Work to complete:
Please set down the lines below exactly as they stand, leaving out the pictures.

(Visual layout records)
▬▬▬

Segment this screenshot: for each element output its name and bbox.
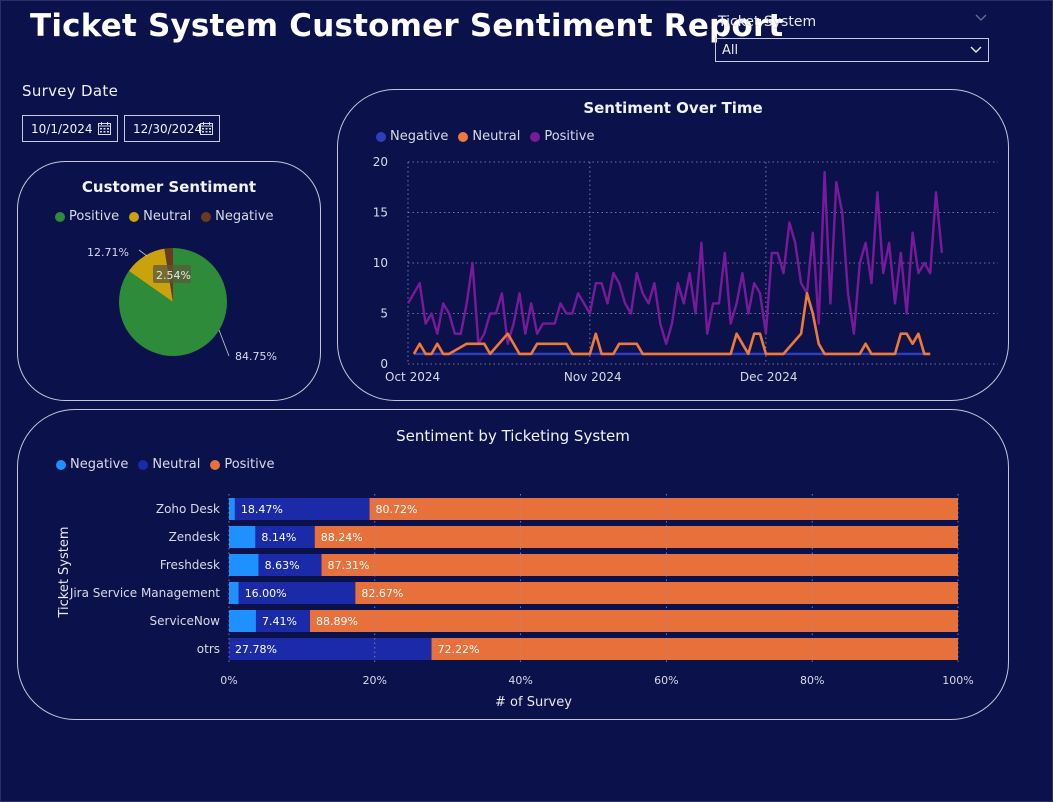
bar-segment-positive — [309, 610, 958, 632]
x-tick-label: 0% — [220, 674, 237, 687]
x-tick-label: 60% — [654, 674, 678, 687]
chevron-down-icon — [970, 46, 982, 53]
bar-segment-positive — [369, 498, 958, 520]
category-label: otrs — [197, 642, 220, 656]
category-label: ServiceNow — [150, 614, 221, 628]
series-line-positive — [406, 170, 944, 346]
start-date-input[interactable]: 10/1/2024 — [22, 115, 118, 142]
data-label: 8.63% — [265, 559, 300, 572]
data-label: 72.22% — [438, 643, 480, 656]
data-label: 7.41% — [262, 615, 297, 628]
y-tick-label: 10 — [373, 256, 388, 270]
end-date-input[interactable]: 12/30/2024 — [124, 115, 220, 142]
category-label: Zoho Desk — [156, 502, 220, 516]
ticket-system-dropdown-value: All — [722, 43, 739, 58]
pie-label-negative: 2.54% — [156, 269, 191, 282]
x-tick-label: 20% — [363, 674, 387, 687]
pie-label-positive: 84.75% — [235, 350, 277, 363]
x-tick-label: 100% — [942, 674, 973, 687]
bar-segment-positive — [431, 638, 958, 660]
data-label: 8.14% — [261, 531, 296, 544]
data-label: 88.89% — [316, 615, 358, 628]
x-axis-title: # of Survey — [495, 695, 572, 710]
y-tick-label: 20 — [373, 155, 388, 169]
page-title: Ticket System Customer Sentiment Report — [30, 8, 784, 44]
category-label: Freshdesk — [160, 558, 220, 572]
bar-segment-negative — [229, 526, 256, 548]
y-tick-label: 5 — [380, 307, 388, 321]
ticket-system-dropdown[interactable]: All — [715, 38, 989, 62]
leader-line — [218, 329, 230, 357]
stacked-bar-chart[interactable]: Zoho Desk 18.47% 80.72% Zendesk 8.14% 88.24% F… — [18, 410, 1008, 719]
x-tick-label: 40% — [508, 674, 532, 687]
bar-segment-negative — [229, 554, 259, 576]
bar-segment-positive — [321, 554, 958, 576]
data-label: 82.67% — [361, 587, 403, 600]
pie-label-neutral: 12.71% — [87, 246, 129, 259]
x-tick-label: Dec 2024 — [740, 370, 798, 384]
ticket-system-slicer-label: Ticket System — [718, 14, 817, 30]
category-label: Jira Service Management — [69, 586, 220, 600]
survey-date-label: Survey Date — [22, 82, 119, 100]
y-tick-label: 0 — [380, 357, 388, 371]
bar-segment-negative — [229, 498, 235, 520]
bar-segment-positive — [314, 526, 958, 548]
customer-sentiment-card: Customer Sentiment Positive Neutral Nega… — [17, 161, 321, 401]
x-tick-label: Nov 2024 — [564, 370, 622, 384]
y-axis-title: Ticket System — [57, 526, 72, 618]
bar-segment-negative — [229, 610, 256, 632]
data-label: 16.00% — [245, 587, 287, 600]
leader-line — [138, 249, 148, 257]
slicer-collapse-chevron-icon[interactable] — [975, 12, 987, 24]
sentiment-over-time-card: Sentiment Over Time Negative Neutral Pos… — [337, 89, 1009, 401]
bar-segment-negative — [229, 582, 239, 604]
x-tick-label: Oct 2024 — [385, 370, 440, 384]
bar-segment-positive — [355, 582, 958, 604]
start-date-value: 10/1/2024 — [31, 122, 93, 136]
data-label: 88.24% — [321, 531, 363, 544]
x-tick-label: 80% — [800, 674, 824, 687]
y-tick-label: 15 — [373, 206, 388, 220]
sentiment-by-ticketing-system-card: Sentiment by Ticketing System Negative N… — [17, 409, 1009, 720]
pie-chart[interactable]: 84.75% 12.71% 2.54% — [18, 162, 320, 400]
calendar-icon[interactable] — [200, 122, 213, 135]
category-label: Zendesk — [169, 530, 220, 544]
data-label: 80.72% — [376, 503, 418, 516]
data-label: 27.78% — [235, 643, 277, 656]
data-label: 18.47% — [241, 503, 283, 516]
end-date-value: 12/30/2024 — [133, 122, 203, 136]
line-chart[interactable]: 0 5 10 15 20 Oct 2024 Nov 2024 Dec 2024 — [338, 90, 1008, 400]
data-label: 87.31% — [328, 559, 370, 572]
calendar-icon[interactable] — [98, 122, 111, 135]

▬▬▬

Task output:
Segment this screenshot: for each element output its name and bbox.
bar-segment-positive — [309, 610, 958, 632]
x-tick-label: 0% — [220, 674, 237, 687]
x-tick-label: 60% — [654, 674, 678, 687]
chevron-down-icon — [970, 46, 982, 53]
bar-segment-positive — [369, 498, 958, 520]
category-label: otrs — [197, 642, 220, 656]
category-label: ServiceNow — [150, 614, 221, 628]
series-line-positive — [406, 170, 944, 346]
start-date-input[interactable]: 10/1/2024 — [22, 115, 118, 142]
data-label: 8.63% — [265, 559, 300, 572]
data-label: 72.22% — [438, 643, 480, 656]
data-label: 7.41% — [262, 615, 297, 628]
y-tick-label: 10 — [373, 256, 388, 270]
end-date-input[interactable]: 12/30/2024 — [124, 115, 220, 142]
category-label: Zoho Desk — [156, 502, 220, 516]
ticket-system-dropdown-value: All — [722, 43, 739, 58]
pie-label-negative: 2.54% — [156, 269, 191, 282]
x-tick-label: 20% — [363, 674, 387, 687]
pie-label-positive: 84.75% — [235, 350, 277, 363]
x-tick-label: 100% — [942, 674, 973, 687]
bar-segment-positive — [431, 638, 958, 660]
data-label: 8.14% — [261, 531, 296, 544]
data-label: 88.89% — [316, 615, 358, 628]
x-axis-title: # of Survey — [495, 695, 572, 710]
y-tick-label: 20 — [373, 155, 388, 169]
page-title: Ticket System Customer Sentiment Report — [30, 8, 784, 44]
category-label: Freshdesk — [160, 558, 220, 572]
bar-segment-negative — [229, 526, 256, 548]
y-tick-label: 5 — [380, 307, 388, 321]
ticket-system-dropdown[interactable]: All — [715, 38, 989, 62]
leader-line — [218, 329, 230, 357]
stacked-bar-chart[interactable]: Zoho Desk 18.47% 80.72% Zendesk 8.14% 88.24% F… — [18, 410, 1008, 719]
x-tick-label: 40% — [508, 674, 532, 687]
bar-segment-negative — [229, 554, 259, 576]
bar-segment-positive — [321, 554, 958, 576]
data-label: 82.67% — [361, 587, 403, 600]
pie-label-neutral: 12.71% — [87, 246, 129, 259]
x-tick-label: Dec 2024 — [740, 370, 798, 384]
ticket-system-slicer-label: Ticket System — [718, 14, 817, 30]
category-label: Jira Service Management — [69, 586, 220, 600]
survey-date-label: Survey Date — [22, 82, 119, 100]
y-tick-label: 0 — [380, 357, 388, 371]
bar-segment-negative — [229, 498, 235, 520]
bar-segment-positive — [314, 526, 958, 548]
customer-sentiment-card: Customer Sentiment Positive Neutral Nega… — [17, 161, 321, 401]
x-tick-label: Nov 2024 — [564, 370, 622, 384]
y-axis-title: Ticket System — [57, 526, 72, 618]
bar-segment-negative — [229, 610, 256, 632]
data-label: 16.00% — [245, 587, 287, 600]
leader-line — [138, 249, 148, 257]
slicer-collapse-chevron-icon[interactable] — [975, 12, 987, 24]
sentiment-over-time-card: Sentiment Over Time Negative Neutral Pos… — [337, 89, 1009, 401]
bar-segment-negative — [229, 582, 239, 604]
x-tick-label: Oct 2024 — [385, 370, 440, 384]
bar-segment-positive — [355, 582, 958, 604]
start-date-value: 10/1/2024 — [31, 122, 93, 136]
data-label: 88.24% — [321, 531, 363, 544]
x-tick-label: 80% — [800, 674, 824, 687]
y-tick-label: 15 — [373, 206, 388, 220]
sentiment-by-ticketing-system-card: Sentiment by Ticketing System Negative N… — [17, 409, 1009, 720]
pie-chart[interactable]: 84.75% 12.71% 2.54% — [18, 162, 320, 400]
calendar-icon[interactable] — [200, 122, 213, 135]
category-label: Zendesk — [169, 530, 220, 544]
data-label: 80.72% — [376, 503, 418, 516]
data-label: 27.78% — [235, 643, 277, 656]
data-label: 18.47% — [241, 503, 283, 516]
end-date-value: 12/30/2024 — [133, 122, 203, 136]
line-chart[interactable]: 0 5 10 15 20 Oct 2024 Nov 2024 Dec 2024 — [338, 90, 1008, 400]
data-label: 87.31% — [328, 559, 370, 572]
calendar-icon[interactable] — [98, 122, 111, 135]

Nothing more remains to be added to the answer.